◆ **What you should do**: Collect each line holding the string "true".

◆ **Listed entries**:

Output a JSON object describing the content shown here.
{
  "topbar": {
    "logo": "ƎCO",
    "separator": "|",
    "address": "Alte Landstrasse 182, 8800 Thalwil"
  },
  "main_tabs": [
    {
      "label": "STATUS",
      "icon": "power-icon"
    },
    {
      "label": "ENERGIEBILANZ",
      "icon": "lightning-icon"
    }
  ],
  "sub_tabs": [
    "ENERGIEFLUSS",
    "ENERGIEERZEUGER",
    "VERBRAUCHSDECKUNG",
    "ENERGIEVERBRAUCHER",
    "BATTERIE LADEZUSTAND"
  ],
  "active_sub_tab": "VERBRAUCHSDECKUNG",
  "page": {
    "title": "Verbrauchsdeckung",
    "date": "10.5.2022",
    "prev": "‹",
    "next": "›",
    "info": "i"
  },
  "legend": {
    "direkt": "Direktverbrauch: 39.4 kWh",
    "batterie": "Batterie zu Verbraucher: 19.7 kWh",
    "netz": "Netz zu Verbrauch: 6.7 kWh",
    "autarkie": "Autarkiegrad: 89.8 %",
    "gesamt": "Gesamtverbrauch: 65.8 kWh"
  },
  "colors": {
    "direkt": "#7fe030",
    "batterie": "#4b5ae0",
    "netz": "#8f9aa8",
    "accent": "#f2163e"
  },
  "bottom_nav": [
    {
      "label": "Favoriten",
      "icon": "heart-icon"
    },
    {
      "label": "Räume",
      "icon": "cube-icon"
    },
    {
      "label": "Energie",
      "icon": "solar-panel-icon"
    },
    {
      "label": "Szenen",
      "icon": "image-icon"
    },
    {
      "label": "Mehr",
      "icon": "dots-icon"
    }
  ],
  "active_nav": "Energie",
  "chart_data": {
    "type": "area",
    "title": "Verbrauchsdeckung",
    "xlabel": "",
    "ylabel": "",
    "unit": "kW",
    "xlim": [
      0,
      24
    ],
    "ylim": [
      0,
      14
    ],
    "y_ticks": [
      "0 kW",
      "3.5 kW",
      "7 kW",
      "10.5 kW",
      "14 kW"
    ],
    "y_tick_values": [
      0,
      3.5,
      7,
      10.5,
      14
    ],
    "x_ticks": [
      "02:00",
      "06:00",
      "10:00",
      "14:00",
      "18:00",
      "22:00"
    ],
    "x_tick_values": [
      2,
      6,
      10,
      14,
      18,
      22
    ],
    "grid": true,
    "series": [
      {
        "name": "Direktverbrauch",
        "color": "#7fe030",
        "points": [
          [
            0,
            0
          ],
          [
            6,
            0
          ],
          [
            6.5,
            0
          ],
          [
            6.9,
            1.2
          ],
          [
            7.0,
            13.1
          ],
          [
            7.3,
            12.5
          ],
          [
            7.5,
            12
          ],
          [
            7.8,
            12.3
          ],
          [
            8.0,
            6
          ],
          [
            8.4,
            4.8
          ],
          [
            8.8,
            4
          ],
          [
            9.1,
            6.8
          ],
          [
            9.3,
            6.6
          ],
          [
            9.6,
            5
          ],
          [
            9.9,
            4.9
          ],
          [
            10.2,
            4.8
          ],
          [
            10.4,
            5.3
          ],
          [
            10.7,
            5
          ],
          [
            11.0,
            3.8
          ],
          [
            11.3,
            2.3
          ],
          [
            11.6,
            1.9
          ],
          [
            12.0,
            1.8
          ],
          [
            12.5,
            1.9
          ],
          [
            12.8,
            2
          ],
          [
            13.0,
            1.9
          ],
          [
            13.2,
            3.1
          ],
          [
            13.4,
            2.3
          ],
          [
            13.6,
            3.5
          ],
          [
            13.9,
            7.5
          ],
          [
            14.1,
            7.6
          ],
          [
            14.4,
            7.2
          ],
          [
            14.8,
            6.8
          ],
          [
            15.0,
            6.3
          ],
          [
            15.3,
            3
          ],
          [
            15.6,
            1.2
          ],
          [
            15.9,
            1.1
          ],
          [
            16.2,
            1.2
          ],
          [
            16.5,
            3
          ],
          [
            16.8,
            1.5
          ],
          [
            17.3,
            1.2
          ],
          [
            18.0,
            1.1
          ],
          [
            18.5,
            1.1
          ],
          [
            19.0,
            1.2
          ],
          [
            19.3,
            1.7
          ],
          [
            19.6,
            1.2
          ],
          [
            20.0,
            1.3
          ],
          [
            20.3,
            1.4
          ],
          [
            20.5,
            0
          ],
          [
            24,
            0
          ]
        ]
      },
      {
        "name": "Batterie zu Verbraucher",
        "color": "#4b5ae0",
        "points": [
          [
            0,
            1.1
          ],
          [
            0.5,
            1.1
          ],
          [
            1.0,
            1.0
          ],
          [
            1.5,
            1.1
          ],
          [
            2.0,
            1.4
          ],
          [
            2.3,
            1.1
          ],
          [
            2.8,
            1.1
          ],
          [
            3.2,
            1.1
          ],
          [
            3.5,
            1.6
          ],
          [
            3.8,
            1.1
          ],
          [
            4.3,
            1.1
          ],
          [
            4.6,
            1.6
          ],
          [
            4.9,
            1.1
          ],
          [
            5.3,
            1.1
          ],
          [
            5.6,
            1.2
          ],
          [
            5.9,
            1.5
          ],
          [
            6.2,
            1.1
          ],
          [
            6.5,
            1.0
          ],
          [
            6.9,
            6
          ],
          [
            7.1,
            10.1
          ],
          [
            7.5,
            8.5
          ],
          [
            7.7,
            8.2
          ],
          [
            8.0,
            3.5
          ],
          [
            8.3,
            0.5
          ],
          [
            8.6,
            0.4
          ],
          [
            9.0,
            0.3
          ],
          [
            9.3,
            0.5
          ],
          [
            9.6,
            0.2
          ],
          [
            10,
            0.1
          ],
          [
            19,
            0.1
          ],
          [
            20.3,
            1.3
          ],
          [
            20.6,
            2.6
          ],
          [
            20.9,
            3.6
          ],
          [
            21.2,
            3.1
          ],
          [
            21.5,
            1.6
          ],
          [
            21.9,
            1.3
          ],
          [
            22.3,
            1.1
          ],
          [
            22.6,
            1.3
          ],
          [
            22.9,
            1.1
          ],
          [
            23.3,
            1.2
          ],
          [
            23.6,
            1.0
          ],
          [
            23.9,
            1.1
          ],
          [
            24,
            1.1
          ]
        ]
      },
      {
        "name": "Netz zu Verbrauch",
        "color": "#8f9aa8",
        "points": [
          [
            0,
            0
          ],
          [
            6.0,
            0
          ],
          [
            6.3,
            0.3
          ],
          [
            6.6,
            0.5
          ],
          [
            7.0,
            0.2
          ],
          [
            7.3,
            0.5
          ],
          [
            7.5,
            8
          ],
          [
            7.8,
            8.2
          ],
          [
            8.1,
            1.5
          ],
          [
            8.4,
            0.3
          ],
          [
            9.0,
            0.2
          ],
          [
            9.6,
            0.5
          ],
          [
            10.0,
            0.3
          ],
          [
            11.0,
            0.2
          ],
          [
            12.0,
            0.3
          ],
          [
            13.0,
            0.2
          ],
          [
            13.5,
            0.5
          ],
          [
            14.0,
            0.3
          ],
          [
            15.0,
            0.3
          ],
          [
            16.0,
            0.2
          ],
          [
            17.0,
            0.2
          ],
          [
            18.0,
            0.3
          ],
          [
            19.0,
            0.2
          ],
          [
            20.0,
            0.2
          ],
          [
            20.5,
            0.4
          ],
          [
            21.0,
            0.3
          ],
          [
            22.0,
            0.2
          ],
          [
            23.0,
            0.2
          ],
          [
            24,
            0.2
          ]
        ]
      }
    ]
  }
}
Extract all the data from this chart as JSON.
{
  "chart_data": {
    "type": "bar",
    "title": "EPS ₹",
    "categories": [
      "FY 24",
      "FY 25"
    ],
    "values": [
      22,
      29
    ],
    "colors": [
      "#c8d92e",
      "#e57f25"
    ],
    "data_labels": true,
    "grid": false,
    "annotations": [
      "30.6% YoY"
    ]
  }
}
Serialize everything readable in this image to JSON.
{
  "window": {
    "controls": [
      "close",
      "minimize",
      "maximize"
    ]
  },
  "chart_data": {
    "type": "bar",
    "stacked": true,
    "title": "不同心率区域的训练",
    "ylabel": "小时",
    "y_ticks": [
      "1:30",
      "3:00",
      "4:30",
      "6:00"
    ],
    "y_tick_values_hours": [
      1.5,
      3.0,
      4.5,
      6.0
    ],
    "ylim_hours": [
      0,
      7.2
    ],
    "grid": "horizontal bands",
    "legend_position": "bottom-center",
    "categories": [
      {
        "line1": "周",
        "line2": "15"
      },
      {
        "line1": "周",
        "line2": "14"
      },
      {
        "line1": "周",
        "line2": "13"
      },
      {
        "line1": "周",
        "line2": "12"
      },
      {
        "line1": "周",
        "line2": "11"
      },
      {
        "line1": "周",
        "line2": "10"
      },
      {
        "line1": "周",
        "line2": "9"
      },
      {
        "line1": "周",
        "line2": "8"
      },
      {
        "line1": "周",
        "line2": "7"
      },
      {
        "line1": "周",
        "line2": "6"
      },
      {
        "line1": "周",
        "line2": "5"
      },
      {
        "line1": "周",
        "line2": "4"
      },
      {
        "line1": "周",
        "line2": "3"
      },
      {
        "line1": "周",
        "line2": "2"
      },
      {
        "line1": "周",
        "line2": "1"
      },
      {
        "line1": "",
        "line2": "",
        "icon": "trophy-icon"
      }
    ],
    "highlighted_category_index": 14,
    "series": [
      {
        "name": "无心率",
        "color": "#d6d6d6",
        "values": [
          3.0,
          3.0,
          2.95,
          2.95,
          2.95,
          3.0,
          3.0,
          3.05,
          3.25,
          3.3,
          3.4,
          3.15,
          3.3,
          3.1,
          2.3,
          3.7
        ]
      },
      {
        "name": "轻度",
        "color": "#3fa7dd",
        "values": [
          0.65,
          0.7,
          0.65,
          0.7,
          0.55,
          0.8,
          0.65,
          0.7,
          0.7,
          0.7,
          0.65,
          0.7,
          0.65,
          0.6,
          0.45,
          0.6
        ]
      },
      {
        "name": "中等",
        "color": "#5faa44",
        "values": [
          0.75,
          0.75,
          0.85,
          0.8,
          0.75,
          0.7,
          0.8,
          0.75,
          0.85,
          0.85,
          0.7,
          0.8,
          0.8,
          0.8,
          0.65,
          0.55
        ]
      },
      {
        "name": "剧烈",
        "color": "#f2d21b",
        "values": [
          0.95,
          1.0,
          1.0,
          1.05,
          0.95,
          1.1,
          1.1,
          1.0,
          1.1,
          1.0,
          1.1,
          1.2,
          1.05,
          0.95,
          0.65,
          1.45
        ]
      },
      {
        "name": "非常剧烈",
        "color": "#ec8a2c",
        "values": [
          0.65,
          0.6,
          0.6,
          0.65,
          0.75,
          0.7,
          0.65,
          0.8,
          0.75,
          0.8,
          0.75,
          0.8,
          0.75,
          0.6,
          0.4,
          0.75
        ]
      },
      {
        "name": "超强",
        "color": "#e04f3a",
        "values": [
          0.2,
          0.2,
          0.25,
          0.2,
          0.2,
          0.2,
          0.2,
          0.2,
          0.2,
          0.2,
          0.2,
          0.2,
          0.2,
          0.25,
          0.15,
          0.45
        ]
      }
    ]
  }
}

◆ **Solution below**:
    "grid": true,
    "data_labels": true,
    "stacked": true,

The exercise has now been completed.